Below are the records; pull every line that includes "estilo".
===== DATASET EXCERPTS
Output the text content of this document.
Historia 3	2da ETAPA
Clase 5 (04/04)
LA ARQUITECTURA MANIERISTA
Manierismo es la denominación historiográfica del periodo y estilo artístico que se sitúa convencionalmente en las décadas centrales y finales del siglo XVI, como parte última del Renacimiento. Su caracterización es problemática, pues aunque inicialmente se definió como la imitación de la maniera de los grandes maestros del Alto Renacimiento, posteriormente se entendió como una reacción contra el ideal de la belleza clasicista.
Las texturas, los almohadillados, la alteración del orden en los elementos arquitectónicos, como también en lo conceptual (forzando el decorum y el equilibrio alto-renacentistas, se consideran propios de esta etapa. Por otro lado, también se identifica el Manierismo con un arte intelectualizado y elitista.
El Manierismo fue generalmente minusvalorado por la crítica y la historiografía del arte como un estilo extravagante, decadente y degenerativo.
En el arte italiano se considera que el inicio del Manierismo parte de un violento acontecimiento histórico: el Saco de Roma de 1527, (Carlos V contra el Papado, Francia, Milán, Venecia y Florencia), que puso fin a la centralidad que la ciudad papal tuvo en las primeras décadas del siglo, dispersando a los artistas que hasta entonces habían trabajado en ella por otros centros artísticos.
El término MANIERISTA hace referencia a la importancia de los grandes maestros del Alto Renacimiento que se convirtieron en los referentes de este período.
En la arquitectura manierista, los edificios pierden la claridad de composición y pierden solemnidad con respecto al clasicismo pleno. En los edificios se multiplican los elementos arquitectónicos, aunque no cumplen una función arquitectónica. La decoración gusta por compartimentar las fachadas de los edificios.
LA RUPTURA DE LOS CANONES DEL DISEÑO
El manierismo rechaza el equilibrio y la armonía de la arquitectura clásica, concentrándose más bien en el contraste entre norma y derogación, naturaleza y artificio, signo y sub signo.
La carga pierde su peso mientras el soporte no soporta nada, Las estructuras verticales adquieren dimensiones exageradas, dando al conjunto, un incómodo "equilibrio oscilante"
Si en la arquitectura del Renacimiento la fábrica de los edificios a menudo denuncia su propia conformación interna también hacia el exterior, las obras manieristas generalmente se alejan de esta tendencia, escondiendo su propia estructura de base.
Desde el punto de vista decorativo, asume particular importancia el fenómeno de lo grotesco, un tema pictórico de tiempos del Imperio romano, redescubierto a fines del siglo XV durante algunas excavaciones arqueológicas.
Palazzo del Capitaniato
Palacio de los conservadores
==========
**TASK SOLUTION:**
Manierismo es la denominación historiográfica del periodo y estilo artístico que se sitúa convencionalmente en las décadas centrales y finales del siglo XVI, como parte última del Renacimiento. Su caracterización es problemática, pues aunque inicialmente se definió como la imitación de la maniera de los grandes maestros del Alto Renacimiento, posteriormente se entendió como una reacción contra el ideal de la belleza clasicista.
El Manierismo fue generalmente minusvalorado por la crítica y la historiografía del arte como un estilo extravagante, decadente y degenerativo.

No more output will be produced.